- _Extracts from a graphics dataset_
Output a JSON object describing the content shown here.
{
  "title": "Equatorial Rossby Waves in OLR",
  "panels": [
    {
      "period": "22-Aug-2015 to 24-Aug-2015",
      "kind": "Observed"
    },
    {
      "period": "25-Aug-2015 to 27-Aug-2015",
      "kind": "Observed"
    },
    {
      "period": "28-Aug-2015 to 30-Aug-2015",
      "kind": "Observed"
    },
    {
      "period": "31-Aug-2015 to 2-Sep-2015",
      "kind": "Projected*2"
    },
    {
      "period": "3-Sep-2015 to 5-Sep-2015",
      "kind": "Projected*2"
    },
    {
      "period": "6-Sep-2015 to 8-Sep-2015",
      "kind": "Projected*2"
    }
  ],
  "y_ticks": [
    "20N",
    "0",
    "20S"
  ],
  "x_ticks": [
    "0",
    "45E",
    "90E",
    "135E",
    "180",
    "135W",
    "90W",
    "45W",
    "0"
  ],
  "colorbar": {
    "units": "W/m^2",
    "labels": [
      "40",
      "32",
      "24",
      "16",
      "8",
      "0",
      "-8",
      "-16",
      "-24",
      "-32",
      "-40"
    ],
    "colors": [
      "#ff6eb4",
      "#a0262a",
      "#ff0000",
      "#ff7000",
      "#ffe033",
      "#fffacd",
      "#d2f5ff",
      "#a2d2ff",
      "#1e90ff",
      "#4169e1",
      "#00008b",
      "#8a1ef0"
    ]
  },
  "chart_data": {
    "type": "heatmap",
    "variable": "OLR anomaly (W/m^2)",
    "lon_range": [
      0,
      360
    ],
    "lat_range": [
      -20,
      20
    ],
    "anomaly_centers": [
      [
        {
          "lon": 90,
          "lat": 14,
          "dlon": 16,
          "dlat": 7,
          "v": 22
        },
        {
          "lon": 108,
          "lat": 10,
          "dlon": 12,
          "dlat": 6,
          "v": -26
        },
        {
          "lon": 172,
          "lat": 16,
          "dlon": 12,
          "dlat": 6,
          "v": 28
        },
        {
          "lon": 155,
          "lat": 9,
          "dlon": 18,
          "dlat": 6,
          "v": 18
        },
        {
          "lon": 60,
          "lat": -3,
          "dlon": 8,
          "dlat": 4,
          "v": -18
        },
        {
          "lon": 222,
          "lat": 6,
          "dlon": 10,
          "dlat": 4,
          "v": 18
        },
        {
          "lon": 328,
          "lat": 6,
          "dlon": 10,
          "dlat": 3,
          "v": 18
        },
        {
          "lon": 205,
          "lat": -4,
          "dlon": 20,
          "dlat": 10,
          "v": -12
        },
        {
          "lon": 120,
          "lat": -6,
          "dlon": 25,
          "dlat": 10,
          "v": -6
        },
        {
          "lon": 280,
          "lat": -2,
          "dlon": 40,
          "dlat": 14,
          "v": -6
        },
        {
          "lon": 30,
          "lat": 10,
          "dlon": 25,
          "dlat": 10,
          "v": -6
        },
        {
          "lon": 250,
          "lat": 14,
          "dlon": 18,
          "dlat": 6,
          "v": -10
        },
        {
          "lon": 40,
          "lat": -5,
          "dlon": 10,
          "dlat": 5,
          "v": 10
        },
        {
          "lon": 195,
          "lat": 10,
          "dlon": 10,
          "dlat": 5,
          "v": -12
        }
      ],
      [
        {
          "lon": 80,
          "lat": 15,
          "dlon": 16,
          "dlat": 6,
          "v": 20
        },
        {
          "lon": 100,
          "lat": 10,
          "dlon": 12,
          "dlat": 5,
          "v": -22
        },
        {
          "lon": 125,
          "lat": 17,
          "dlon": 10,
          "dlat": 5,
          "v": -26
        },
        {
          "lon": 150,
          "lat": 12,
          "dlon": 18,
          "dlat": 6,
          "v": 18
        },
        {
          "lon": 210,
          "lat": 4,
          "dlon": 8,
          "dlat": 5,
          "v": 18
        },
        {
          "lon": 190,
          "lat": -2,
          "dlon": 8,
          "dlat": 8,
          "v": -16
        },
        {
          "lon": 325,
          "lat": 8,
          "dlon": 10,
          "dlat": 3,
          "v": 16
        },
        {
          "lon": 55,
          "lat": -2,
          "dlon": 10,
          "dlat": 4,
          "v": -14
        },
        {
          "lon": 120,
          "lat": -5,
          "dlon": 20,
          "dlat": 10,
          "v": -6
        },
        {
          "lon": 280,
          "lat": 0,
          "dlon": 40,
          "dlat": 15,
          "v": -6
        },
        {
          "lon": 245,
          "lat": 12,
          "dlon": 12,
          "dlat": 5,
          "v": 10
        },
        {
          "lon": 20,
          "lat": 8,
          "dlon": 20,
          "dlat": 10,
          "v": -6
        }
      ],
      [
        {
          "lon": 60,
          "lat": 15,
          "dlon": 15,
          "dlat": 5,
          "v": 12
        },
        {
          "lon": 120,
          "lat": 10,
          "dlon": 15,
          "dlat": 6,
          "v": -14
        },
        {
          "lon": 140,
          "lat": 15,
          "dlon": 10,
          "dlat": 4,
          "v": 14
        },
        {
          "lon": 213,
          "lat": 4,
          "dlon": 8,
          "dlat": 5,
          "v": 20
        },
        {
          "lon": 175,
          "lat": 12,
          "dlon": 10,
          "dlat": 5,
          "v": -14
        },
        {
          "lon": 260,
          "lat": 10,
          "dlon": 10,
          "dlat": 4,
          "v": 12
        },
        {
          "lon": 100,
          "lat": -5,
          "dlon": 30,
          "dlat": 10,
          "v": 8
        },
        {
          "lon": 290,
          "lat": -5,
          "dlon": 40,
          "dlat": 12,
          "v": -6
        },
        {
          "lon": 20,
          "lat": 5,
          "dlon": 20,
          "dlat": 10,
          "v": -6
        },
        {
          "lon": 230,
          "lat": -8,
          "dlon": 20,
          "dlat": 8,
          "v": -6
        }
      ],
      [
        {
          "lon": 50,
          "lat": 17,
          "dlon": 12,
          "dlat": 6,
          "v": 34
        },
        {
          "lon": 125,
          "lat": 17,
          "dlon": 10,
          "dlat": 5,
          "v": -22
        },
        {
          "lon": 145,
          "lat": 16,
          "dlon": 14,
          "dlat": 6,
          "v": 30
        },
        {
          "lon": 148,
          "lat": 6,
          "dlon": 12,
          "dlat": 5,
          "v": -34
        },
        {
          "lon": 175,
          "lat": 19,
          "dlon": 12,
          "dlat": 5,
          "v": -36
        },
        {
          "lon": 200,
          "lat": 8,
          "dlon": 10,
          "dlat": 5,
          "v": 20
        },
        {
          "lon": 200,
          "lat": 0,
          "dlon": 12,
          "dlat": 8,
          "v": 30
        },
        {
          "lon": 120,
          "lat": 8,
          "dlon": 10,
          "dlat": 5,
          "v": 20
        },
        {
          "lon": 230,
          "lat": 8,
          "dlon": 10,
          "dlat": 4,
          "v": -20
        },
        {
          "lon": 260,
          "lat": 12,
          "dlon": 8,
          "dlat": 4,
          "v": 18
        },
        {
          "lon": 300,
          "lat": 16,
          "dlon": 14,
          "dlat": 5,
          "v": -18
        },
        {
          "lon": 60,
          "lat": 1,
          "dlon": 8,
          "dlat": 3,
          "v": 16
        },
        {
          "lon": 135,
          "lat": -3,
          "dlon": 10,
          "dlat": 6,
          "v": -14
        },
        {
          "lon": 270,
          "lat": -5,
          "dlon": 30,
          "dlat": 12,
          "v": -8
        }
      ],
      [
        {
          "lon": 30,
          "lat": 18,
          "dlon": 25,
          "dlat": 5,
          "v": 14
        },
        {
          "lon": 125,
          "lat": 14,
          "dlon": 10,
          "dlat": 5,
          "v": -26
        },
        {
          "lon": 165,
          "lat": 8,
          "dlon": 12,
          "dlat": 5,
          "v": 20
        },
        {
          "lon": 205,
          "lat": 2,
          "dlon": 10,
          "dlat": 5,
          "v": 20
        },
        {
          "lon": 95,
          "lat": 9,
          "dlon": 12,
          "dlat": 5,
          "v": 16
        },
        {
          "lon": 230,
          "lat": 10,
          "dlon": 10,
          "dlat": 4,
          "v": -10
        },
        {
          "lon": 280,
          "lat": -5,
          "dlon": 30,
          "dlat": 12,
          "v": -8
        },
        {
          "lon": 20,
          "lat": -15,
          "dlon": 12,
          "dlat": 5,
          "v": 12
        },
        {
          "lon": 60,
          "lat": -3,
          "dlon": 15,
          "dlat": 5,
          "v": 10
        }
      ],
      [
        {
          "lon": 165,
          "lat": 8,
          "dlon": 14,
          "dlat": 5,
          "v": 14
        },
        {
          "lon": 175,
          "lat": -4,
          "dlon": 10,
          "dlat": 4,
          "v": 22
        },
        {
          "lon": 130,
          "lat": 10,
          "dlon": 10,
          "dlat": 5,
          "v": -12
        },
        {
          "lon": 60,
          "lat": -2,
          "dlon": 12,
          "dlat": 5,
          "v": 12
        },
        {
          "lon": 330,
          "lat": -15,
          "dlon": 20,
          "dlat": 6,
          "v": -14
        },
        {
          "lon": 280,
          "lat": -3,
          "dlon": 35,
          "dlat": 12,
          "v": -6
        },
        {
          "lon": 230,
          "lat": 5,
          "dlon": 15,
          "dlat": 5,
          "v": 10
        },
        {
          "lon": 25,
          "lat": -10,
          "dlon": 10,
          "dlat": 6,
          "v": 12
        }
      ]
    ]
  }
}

- _Written problem_
From the records above, pick out and copy each line holding the word "period".

- _Output for this task_
      "period": "22-Aug-2015 to 24-Aug-2015",
      "period": "25-Aug-2015 to 27-Aug-2015",
      "period": "28-Aug-2015 to 30-Aug-2015",
      "period": "31-Aug-2015 to 2-Sep-2015",
      "period": "3-Sep-2015 to 5-Sep-2015",
      "period": "6-Sep-2015 to 8-Sep-2015",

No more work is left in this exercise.